■ 제공 발췌문:

________________________

메뉴 건너뛰기

Cloudera, BigData, Semantic IoT, Hadoop, NoSQL

Cloudera CDH/CDP 및 Hadoop EcoSystem, Semantic IoT등의 개발/운영 기술을 정리합니다. gooper@gooper.com로 문의 주세요.


1. flume설치파일 다운로드

apache-flume-1.5.2-bin.tar.gz


2. 압축풀기

tar xvfz apache-flume-1.5.2-bin.tar.gz


3. 링크생성

ln -s apache-flume-1.5.2-bin flume


4. 환경변수 수정(vi /home/hadoop/.bashrc)

export FLUME_HOME=/hadoop/flume

export PATH=$PATH:$FLUME_HOME/bin

* 변경사항 반영 : source /home/hadoop/.bashrc


5. Flume Conf

  cd $FLUME_HOME/conf

  cp flume-conf.properties.template flume.conf

  vi flume.conf


agent.sources = seqGenSrc

agent.channels = memoryChannel

agent.sinks = hdfsSink


# For each one of the sources, the type is defined

agent.sources.seqGenSrc.type = exec

agent.sources.seqGenSrc.command = tail -F /home/bigdata/hadoop-1.2.1/logs/hadoop-hadoop-namenode-localhost.localdomain.log

#가상분산환경에서 테스트용으로 잡은것.


# The channel can be defined as follows.

agent.sources.seqGenSrc.channels = memoryChannel


# Each sink's type must be defined

agent.sinks.hdfsSink.type = hdfs

agent.sinks.hdfsSink.hdfs.path = hdfs://mycluster/flume/data     #테스트용

agent.sinks.hdfsSink.rollInterval = 30

agent.sinks.hdfsSink.sink.batchSize = 100


#Specify the channel the sink should use

agent.sinks.hdfsSink.channel = memoryChannel


# Each channel's type is defined.

agent.channels.memoryChannel.type = memory


# Other config values specific to each type of channel(sink or source)

# can be defined as well

# In this case, it specifies the capacity of the memory channel

agent.channels.memoryChannel.capacity = 100000

agent.channels.memoryChannel.transactionCapacity = 10000


6. agent기동

[hadoop@master]$ flume-ng agent -conf-file ./flume.conf --name agent

Info: Including Hadoop libraries found via (/usr/local/flume/bin/hadoop) for HDFS access

Info: Excluding /usr/local/flume/share/usr/local/common/lib/slf4j-api-1.7.5.jar from classpath

Info: Excluding /usr/local/flume/share/usr/local/common/lib/slf4j-log4j12-1.7.5.jar from classpath

Info: Including HBASE libraries found via (/usr/local/hbase/bin/hbase) for HBASE access

Info: Excluding /usr/local/hbase/lib/slf4j-api-1.6.4.jar from classpath

Info: Excluding /usr/local/hbase/lib/slf4j-log4j12-1.6.4.jar from classpath

Info: Excluding /usr/local/flume/share/usr/local/common/lib/slf4j-api-1.7.5.jar from classpath

Info: Excluding /usr/local/flume/share/usr/local/common/lib/slf4j-log4j12-1.7.5.jar from classpath

.....

________________________

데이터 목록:
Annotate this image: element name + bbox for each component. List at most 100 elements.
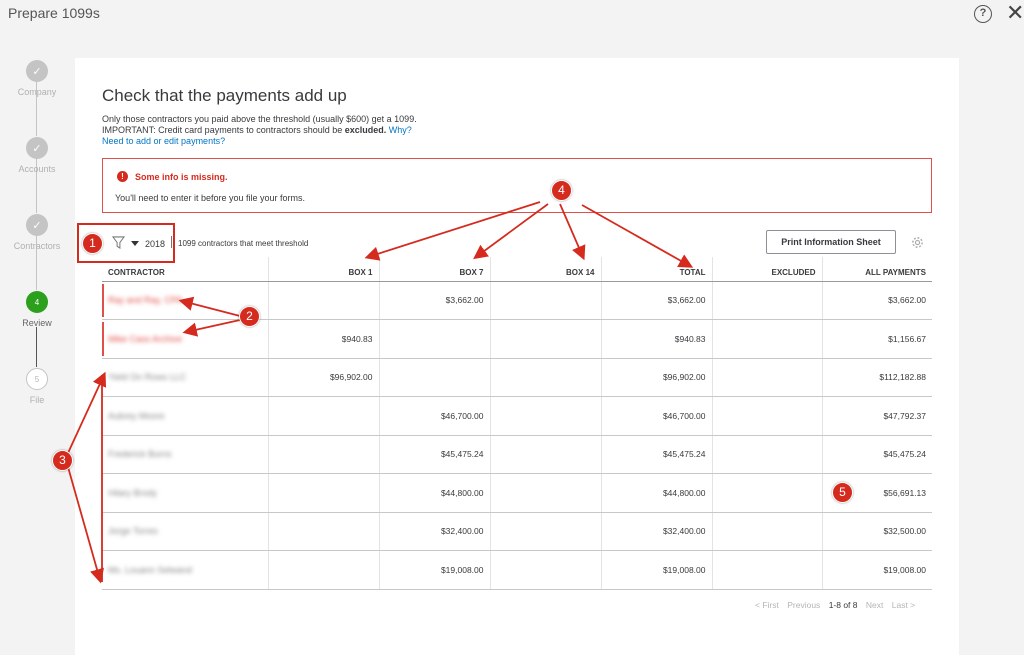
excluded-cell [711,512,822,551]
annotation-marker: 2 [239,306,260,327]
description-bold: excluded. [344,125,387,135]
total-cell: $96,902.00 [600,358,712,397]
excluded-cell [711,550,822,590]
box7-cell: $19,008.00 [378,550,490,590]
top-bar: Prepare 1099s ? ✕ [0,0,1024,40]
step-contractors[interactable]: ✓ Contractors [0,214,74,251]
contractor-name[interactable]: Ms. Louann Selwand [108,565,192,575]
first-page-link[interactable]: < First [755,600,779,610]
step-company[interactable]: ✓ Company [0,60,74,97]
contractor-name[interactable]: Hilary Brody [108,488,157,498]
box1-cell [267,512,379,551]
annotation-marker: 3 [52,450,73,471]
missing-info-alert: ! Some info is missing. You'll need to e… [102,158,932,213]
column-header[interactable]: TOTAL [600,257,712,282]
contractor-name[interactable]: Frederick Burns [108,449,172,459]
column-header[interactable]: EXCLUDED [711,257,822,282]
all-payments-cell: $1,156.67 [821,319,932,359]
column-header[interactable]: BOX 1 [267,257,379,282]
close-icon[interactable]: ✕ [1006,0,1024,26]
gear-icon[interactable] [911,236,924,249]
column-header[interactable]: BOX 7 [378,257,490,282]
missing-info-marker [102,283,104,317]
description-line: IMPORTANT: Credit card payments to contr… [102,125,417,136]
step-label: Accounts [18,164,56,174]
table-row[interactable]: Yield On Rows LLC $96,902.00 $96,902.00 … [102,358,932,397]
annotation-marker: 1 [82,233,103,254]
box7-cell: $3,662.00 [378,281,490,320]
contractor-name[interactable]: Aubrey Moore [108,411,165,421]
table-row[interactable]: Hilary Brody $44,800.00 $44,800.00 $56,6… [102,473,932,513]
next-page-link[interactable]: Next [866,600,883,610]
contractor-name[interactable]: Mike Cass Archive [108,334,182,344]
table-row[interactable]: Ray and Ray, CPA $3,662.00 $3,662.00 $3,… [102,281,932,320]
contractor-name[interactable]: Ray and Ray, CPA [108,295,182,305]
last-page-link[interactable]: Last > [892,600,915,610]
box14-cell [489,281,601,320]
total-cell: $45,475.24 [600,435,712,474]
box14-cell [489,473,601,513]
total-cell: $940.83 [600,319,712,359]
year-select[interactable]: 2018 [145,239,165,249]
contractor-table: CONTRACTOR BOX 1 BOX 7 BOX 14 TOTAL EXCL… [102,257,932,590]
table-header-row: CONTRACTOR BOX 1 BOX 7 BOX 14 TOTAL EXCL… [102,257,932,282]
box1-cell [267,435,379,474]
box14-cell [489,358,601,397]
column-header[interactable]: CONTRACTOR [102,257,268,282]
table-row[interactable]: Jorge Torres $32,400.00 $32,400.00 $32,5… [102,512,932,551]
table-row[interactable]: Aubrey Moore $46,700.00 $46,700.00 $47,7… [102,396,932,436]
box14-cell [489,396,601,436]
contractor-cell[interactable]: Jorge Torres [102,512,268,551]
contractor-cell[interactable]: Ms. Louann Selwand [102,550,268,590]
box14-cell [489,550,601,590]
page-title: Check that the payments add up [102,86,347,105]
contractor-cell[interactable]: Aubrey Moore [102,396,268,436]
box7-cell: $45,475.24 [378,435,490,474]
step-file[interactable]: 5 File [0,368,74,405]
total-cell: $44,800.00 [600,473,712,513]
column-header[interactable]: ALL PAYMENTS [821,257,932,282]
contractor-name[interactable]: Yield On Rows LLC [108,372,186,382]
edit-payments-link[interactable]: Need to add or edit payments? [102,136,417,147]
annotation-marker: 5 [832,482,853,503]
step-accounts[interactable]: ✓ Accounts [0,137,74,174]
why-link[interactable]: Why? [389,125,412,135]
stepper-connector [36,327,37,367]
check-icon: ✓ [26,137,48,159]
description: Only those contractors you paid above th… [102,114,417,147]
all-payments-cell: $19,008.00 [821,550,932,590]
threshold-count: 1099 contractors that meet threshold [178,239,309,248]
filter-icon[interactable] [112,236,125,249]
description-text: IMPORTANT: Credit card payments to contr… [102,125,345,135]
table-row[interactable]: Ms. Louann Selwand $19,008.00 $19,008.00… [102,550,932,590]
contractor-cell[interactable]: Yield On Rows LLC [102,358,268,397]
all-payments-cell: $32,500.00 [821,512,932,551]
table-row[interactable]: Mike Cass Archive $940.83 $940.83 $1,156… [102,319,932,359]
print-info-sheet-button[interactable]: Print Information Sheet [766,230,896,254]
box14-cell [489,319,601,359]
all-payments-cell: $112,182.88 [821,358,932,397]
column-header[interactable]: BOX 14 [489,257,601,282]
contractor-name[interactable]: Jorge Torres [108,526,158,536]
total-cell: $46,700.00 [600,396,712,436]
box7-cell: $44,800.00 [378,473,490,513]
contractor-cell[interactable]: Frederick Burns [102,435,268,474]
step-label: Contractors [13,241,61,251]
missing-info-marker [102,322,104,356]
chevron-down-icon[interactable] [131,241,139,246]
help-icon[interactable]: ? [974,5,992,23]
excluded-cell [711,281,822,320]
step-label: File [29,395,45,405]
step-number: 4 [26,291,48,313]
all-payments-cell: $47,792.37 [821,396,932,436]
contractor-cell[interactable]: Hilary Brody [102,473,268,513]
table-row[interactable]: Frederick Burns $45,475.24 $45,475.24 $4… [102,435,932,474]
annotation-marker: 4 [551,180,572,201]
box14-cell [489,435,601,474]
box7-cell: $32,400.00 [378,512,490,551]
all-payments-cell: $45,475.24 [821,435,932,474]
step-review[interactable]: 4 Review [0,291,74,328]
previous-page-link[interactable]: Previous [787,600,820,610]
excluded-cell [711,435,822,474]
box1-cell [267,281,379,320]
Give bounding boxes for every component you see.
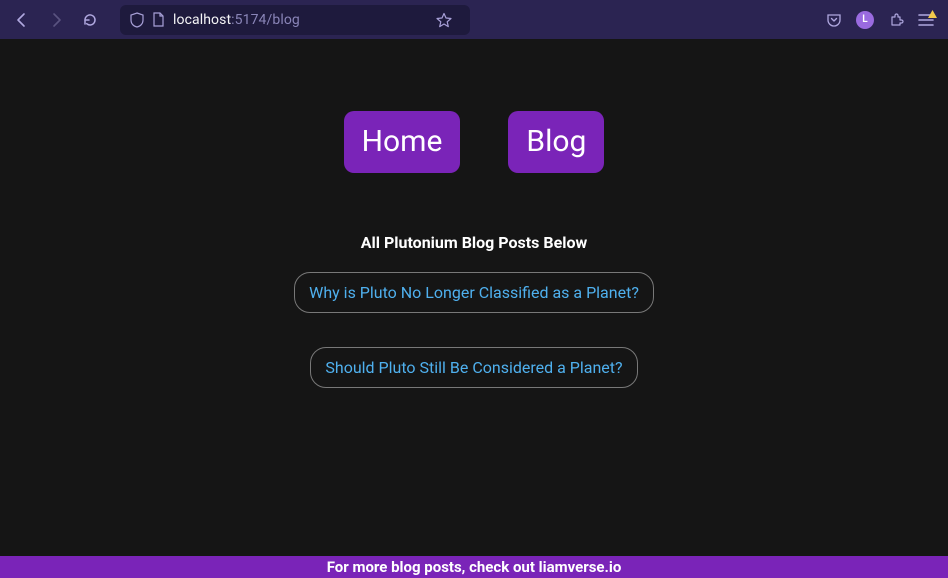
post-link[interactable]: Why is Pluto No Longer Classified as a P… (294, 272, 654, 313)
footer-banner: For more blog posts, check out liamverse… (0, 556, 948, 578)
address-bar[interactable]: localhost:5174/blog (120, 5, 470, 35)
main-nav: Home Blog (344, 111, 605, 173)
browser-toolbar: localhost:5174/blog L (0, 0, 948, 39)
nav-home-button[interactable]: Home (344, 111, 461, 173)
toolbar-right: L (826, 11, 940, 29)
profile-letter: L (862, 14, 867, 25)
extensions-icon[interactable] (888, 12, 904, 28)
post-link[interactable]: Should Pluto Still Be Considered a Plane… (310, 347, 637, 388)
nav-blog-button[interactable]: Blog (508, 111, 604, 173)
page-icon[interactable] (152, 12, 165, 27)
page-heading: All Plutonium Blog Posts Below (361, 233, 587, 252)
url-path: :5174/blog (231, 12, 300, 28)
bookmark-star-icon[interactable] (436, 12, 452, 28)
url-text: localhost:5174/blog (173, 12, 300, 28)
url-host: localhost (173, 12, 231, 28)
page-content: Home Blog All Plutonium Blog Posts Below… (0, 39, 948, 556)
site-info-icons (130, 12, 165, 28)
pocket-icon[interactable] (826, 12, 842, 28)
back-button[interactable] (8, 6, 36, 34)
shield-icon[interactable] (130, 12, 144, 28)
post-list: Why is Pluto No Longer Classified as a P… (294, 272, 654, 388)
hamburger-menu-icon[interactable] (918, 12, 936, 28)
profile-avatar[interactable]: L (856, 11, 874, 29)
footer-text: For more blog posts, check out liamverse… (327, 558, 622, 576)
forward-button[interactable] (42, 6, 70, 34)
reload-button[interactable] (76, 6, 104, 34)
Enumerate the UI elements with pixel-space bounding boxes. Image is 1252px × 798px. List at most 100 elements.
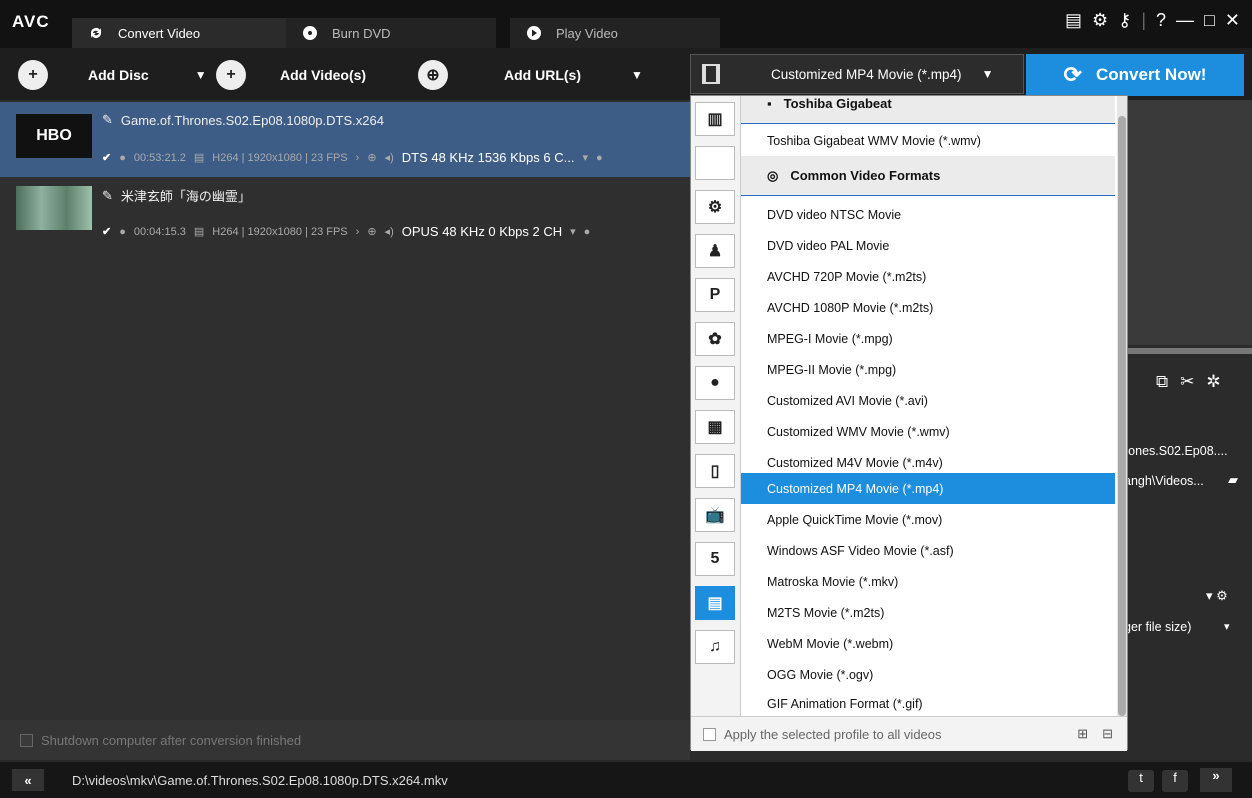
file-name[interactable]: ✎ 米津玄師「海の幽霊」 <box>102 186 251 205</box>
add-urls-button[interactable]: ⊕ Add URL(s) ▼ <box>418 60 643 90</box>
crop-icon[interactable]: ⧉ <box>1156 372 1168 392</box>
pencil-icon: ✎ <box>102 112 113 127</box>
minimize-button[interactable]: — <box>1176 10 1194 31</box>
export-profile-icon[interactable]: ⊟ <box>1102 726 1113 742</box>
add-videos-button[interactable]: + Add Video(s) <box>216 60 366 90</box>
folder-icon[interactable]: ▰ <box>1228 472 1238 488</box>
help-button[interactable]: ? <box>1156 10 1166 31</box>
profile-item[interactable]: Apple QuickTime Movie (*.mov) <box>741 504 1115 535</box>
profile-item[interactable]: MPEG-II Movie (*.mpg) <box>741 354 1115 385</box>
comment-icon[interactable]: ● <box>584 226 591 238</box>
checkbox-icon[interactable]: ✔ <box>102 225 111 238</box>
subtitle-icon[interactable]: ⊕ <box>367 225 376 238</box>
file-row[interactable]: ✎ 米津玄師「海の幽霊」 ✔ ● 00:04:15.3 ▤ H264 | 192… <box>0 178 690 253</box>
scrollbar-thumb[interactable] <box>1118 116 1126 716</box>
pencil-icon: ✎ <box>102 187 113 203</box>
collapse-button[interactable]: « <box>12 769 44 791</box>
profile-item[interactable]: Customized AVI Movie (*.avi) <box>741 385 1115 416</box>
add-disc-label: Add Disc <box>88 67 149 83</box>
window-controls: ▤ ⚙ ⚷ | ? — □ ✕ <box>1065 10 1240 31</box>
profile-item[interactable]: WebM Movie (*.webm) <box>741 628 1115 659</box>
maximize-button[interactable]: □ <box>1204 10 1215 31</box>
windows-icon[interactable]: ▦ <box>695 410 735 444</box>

________________________

■ 과제 제시:
Flume 설치 글에 관한 질문입니다.
(a) 다운로드하는 설치 파일의 이름은 무엇입니까?
(b) 환경변수 FLUME_HOME에는 어떤 경로를 지정합니까?
(c) memoryChannel의 capacity 값은 얼마로 설정되어 있습니까?
데이터 목록의 줄들은 위 글과 별개의 자료입니다.

■ 작업 결과:
(a) apache-flume-1.5.2-bin.tar.gz
(b) /hadoop/flume
(c) 100000